Dick Clark Says: “Don’t Sit On The Sidelines”
I think if I ever decided to sit down and write a book, I’d call it “Notes from a Professional Wallflower.” It’d be as good a title as any, don’t you agree? i m the guy who, on “American Bandstand” and at my record hops, has to sit and watch all the other guys have fun on the dance floor. But no tears now. I get a charge out of it. Honestly. And you want to know something? I’m beginning to believe there aren’t many of us wallflowers left. That makes me very happy—yes indeed.
But just to set the record straight, and so you don’t get the wrong idea—I wasn’t always a wallflower. Fact is, I—Richard Wagstaff Clark (my family was always big for middle names) made my first real hit with my own wife, Barbara, at a dance.
We were both in high school then—in Mount Vernon, N. Y. Barbara—her name was Barbara Mallery—had a date with a good buddy of mine and I didn’t have a date, but we were all invited to the same party, so we made it a three-way date. At the party my friend threw a few hints my way that he thought Barbara would like to date me. Since he didn’t want to stand in the way for either of us, he said, in the spirit of may-the-best-man-win: “Why don’t you ask her out?” And so I did. I invited Barbara to the annual Snowball Hop, the big winter high school dance of the season. And she accepted. I’d brushed up on a few of the latest steps, and we hit it off right away. It was really a great evening.
My second date with Barbara wasn’t quite so successful, though, I have to admit. It was an informal hop a few weeks later. After one or two trips to the refreshment stand, I suddenly realized I’d miscalculated and was fresh out of money. I checked all the guys I knew to see if there were any house parties or get-togethers going on after the dance that were free—the idea of taking your date home immediately afterward was strictly for squares. But nope, just my luck, there were no gatherings planned. Most of the gang was just going out for hamburgers and sodas afterwards. And there I was with no money to join them. Just out on a second date and wanting to clinch the impression, too. Great impression I’d make, I sulked. Well, she was a swell girl while she lasted. I’d have to make up some excuse for walking her home right after the dance, and it better be a lulu, too, ’cause Barbara knew all the other kids were going out for a snack.
Finally, in desperation, I invented a headache. “Gosh, I feel so terrible, Barbara,” I wailed, holding my head in my hands after about the second-to-last dance to begin to prepare her for the idea. “And after the final strains of ‘Good Night, Ladies,’ I asked, pretty sheepishly, if she’d mind if I took her right home. She agreed.

┄┄┄┄┄┄

*EXERCISE*
Reproduce the passage of the Dick Clark article that begins with the words containing "We were both" and ends with "a great evening.". The lines that follow the article come from a separate source.

Listings of elements and regions:
┄┄┄┄┄┄

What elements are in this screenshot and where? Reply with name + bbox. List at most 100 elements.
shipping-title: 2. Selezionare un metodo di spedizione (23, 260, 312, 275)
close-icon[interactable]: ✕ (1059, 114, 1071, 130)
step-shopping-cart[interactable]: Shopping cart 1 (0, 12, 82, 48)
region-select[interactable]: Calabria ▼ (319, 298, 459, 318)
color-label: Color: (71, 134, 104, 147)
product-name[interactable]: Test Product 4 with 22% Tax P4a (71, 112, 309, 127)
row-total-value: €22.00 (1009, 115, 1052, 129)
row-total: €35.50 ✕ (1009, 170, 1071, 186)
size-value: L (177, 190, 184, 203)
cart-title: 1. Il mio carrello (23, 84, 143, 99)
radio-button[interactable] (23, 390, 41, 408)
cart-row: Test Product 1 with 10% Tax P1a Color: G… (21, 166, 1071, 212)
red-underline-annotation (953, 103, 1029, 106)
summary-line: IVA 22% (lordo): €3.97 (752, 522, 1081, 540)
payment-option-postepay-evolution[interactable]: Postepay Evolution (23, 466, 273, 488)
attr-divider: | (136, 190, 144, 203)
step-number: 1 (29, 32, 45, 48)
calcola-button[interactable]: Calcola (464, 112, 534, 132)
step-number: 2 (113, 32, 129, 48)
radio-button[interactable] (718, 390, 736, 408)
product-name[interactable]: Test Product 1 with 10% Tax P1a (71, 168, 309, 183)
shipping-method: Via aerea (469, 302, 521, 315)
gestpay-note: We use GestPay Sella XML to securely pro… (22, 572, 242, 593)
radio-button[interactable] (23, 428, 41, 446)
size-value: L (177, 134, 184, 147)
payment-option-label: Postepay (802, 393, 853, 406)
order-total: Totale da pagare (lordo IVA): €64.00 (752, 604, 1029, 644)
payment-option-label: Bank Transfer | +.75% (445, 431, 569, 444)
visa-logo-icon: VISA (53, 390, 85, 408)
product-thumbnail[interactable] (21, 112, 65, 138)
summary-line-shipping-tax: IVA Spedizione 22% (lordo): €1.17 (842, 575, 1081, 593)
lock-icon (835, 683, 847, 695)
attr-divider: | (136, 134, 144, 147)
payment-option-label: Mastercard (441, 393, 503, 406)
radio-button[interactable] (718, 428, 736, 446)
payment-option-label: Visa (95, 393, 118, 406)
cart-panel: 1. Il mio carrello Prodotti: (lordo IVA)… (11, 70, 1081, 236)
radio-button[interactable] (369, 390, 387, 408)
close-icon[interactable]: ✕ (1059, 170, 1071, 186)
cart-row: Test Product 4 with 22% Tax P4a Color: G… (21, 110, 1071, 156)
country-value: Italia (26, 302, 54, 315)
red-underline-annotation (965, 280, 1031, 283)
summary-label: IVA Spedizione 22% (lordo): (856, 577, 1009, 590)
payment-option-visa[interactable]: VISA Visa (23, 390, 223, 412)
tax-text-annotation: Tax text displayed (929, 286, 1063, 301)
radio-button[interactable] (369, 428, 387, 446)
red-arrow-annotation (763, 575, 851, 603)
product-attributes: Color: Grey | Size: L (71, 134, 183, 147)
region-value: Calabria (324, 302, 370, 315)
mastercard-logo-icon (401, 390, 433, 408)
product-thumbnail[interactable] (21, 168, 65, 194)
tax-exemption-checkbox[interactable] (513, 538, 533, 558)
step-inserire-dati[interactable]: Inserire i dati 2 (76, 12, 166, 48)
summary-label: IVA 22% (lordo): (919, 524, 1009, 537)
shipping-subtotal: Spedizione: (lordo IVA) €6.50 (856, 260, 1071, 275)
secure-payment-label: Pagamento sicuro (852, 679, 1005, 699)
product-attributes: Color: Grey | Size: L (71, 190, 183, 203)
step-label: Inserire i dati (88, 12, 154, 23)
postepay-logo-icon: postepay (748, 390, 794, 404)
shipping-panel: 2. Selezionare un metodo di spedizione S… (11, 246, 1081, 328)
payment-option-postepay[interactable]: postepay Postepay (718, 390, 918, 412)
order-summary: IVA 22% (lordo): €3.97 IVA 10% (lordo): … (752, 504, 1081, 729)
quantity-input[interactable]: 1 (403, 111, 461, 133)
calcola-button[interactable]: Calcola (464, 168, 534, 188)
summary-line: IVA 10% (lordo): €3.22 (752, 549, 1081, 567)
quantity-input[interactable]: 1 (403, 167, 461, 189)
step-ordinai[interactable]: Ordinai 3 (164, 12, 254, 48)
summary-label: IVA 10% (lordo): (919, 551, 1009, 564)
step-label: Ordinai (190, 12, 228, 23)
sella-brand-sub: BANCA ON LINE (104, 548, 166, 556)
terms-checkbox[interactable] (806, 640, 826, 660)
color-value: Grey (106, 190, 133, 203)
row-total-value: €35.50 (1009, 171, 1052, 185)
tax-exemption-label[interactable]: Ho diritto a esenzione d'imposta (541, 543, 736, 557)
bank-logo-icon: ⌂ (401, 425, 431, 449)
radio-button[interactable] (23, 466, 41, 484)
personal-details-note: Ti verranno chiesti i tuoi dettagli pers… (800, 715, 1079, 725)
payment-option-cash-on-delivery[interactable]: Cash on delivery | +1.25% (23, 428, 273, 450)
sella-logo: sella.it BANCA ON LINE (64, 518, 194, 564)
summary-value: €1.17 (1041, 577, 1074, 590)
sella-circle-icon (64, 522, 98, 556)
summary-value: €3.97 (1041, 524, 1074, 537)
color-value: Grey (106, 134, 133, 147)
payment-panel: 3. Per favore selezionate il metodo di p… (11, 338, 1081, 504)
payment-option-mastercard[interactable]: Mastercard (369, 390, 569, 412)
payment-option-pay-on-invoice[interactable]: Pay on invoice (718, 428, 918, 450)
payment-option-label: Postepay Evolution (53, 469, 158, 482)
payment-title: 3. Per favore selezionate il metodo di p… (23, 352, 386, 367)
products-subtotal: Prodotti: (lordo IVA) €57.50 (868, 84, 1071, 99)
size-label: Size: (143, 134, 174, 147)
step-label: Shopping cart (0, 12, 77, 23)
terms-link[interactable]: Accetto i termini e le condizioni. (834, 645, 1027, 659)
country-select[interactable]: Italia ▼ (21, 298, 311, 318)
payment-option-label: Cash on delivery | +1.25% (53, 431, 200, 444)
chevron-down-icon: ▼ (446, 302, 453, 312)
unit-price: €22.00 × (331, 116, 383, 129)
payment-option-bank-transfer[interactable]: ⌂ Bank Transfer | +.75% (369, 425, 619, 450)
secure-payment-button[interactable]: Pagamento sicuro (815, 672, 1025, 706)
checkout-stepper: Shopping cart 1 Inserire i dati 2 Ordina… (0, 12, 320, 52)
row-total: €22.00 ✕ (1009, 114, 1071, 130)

┄┄┄┄┄┄

*EXERCISE OUTPUT*
We were both in high school then—in Mount Vernon, N. Y. Barbara—her name was Barbara Mallery—had a date with a good buddy of mine and I didn’t have a date, but we were all invited to the same party, so we made it a three-way date. At the party my friend threw a few hints my way that he thought Barbara would like to date me. Since he didn’t want to stand in the way for either of us, he said, in the spirit of may-the-best-man-win: “Why don’t you ask her out?” And so I did. I invited Barbara to the annual Snowball Hop, the big winter high school dance of the season. And she accepted. I’d brushed up on a few of the latest steps, and we hit it off right away. It was really a great evening.